Pick every line from the data that holds the word "Origin".

## Start

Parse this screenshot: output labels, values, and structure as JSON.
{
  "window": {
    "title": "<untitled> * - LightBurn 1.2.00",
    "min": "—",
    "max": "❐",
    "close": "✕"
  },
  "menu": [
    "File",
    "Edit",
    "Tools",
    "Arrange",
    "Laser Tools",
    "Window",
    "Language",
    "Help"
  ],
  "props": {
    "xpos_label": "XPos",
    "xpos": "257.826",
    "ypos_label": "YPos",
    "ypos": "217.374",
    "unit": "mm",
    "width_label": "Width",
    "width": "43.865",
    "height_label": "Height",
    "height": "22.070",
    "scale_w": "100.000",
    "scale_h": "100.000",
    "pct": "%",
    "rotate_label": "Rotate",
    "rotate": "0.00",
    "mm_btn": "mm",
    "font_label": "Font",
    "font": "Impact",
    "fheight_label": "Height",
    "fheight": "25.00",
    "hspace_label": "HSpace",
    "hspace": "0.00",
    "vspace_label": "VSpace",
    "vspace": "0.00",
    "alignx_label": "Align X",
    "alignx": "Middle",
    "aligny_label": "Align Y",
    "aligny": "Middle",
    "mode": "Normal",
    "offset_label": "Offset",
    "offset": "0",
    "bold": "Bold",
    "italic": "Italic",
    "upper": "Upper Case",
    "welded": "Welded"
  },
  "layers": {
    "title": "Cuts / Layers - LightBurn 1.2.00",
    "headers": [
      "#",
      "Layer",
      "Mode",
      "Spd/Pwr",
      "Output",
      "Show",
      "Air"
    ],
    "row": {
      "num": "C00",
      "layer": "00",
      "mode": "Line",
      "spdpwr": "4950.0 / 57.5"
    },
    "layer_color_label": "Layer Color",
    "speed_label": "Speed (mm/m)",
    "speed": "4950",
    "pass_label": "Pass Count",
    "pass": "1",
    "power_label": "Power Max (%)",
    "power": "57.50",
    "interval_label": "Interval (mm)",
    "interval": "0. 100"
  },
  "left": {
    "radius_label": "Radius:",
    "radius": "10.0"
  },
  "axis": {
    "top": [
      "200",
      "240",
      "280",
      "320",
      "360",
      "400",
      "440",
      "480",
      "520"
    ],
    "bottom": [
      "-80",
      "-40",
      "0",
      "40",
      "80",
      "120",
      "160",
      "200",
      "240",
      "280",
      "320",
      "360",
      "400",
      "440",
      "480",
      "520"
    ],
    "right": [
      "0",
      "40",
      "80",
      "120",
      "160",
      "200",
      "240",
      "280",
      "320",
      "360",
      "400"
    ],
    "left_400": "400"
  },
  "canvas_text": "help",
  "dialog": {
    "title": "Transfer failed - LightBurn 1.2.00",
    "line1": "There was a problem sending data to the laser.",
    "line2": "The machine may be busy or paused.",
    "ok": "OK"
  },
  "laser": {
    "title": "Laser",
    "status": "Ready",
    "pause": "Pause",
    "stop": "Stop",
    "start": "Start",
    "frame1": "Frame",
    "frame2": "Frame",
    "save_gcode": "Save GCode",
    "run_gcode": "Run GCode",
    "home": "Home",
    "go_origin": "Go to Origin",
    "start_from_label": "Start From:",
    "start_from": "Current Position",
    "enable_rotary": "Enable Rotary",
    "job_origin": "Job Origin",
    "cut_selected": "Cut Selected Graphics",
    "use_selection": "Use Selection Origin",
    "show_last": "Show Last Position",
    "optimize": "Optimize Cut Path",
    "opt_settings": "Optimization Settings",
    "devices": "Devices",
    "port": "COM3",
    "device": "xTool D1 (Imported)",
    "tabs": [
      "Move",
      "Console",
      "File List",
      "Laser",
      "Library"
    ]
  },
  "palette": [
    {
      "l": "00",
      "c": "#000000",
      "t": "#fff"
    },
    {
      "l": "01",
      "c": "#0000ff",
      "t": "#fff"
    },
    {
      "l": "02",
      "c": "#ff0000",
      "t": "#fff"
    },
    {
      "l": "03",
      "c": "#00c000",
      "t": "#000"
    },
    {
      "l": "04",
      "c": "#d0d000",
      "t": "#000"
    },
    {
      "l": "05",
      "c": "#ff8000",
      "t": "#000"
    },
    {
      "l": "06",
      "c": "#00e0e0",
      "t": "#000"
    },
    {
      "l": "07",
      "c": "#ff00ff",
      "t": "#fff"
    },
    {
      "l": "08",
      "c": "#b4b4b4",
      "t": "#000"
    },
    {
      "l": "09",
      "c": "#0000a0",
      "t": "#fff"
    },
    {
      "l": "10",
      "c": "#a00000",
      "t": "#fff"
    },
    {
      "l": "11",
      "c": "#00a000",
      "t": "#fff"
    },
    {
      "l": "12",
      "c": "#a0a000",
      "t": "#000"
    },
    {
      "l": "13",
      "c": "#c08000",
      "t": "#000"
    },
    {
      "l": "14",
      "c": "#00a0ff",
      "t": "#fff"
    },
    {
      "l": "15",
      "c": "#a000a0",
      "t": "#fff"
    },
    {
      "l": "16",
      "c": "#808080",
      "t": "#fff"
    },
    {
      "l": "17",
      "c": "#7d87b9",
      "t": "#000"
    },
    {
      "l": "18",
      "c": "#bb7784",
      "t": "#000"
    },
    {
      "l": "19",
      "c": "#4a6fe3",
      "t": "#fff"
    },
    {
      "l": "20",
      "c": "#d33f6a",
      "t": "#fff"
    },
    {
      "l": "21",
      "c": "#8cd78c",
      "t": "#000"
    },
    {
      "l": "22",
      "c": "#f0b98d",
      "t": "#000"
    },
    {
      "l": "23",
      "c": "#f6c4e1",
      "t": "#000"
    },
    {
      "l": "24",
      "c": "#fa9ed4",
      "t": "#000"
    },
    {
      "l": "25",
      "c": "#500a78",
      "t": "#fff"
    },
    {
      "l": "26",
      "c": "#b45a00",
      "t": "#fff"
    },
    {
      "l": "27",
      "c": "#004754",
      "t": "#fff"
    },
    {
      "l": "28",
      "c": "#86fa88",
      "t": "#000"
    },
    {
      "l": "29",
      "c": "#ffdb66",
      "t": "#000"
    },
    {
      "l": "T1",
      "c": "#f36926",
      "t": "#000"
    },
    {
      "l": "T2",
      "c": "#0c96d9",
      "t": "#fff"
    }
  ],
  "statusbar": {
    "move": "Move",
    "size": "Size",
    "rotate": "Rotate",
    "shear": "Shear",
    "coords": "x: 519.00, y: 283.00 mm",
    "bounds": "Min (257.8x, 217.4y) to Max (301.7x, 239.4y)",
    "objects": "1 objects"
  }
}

## End

THE OUTPUT:
    "go_origin": "Go to Origin",
    "job_origin": "Job Origin",
    "use_selection": "Use Selection Origin",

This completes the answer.